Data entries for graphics
════════════════════
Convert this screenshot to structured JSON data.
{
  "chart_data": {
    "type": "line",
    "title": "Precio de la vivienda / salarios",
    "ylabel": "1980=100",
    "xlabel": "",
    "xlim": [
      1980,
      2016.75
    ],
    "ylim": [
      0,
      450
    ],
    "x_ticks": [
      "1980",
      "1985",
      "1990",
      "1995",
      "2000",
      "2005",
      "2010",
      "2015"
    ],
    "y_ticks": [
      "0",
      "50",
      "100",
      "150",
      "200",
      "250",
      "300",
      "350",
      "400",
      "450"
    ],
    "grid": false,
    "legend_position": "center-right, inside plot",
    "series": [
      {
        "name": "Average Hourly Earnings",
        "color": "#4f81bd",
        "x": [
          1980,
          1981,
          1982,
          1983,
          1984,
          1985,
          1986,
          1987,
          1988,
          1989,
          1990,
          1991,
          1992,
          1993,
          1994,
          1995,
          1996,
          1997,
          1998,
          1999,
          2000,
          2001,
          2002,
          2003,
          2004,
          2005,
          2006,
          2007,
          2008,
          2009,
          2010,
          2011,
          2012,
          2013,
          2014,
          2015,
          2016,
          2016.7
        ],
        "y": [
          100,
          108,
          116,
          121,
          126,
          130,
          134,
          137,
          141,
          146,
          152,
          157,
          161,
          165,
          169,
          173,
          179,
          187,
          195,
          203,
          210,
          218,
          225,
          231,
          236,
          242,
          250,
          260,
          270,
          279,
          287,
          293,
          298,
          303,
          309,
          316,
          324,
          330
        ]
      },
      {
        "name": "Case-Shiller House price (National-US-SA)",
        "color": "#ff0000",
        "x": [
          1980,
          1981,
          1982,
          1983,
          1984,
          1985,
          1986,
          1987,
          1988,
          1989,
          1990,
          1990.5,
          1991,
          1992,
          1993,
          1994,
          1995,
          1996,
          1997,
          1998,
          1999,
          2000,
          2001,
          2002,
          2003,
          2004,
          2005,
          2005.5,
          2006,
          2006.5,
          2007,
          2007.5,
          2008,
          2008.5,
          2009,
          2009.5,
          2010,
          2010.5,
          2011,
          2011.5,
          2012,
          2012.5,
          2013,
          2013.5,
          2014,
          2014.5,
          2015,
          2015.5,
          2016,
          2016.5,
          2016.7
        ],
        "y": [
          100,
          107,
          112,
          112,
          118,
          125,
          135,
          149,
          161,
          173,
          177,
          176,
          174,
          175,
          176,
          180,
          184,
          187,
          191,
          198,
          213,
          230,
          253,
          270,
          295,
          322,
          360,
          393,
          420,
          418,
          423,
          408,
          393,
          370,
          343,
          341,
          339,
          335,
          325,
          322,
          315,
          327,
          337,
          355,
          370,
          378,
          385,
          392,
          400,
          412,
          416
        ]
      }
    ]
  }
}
════════════════════
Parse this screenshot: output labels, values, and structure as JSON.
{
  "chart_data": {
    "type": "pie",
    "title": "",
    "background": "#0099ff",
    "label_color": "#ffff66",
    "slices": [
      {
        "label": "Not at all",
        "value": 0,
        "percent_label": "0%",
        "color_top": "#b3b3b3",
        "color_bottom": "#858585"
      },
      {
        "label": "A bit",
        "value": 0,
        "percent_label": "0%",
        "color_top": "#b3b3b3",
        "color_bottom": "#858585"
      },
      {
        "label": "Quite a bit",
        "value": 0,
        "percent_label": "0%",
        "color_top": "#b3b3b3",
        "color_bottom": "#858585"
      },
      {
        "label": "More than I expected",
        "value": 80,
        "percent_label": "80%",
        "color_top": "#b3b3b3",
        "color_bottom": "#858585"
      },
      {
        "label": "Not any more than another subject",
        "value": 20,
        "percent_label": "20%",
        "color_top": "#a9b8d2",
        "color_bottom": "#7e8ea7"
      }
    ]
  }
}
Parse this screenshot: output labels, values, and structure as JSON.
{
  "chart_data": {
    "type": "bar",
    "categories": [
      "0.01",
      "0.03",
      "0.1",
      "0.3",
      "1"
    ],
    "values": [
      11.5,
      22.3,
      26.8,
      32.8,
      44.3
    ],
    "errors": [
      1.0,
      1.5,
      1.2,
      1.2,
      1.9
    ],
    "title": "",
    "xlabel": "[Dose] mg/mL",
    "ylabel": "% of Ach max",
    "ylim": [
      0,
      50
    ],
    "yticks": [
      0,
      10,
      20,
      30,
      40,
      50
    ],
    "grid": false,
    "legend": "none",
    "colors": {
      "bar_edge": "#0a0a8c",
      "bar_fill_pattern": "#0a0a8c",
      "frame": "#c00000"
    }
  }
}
════════════════════
■ Goal ■
Return every line holding the word "than" from the records.

■ The solution ■
        "label": "More than I expected",
        "label": "Not any more than another subject",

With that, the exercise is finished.